PROBLEM STATEMENT:
Exclude all pictures, then copy each of the records exactly as written.
**** RECORD LIST
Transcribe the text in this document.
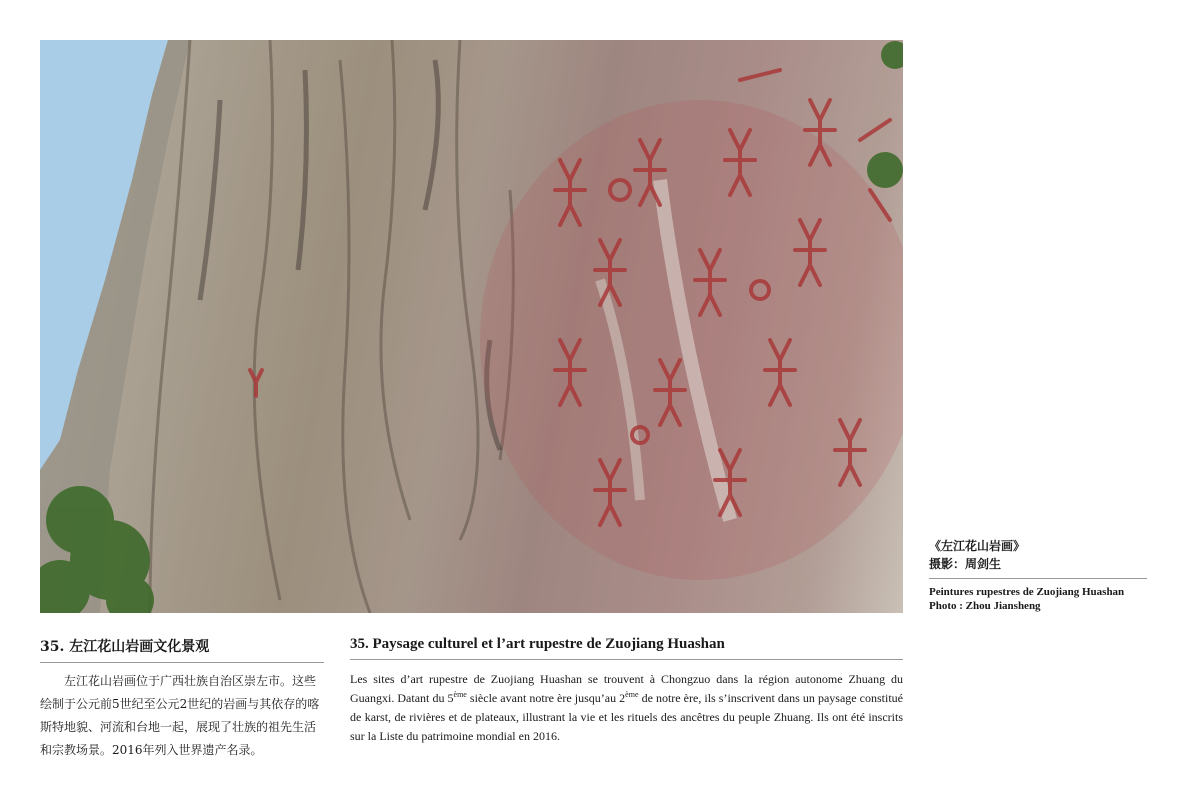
《左江花山岩画》
摄影：周剑生
Peintures rupestres de Zuojiang Huashan
Photo : Zhou Jiansheng
35. 左江花山岩画文化景观	35. Paysage culturel et l’art rupestre de Zuojiang Huashan

左江花山岩画位于广西壮族自治区崇左市。这些绘制于公元前5世纪至公元2世纪的岩画与其依存的喀斯特地貌、河流和台地一起，展现了壮族的祖先生活和宗教场景。2016年列入世界遗产名录。

Les sites d’art rupestre de Zuojiang Huashan se trouvent à Chongzuo dans la région autonome Zhuang du Guangxi. Datant du 5ème siècle avant notre ère jusqu’au 2ème de notre ère, ils s’inscrivent dans un paysage constitué de karst, de rivières et de plateaux, illustrant la vie et les rituels des ancêtres du peuple Zhuang. Ils ont été inscrits sur la Liste du patrimoine mondial en 2016.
********
ANSWER FOR THIS EXERCISE:
Transcribe the text in this document.
《左江花山岩画》
摄影：周剑生
Peintures rupestres de Zuojiang Huashan
Photo : Zhou Jiansheng
35. 左江花山岩画文化景观	35. Paysage culturel et l’art rupestre de Zuojiang Huashan

左江花山岩画位于广西壮族自治区崇左市。这些绘制于公元前5世纪至公元2世纪的岩画与其依存的喀斯特地貌、河流和台地一起，展现了壮族的祖先生活和宗教场景。2016年列入世界遗产名录。

Les sites d’art rupestre de Zuojiang Huashan se trouvent à Chongzuo dans la région autonome Zhuang du Guangxi. Datant du 5ème siècle avant notre ère jusqu’au 2ème de notre ère, ils s’inscrivent dans un paysage constitué de karst, de rivières et de plateaux, illustrant la vie et les rituels des ancêtres du peuple Zhuang. Ils ont été inscrits sur la Liste du patrimoine mondial en 2016.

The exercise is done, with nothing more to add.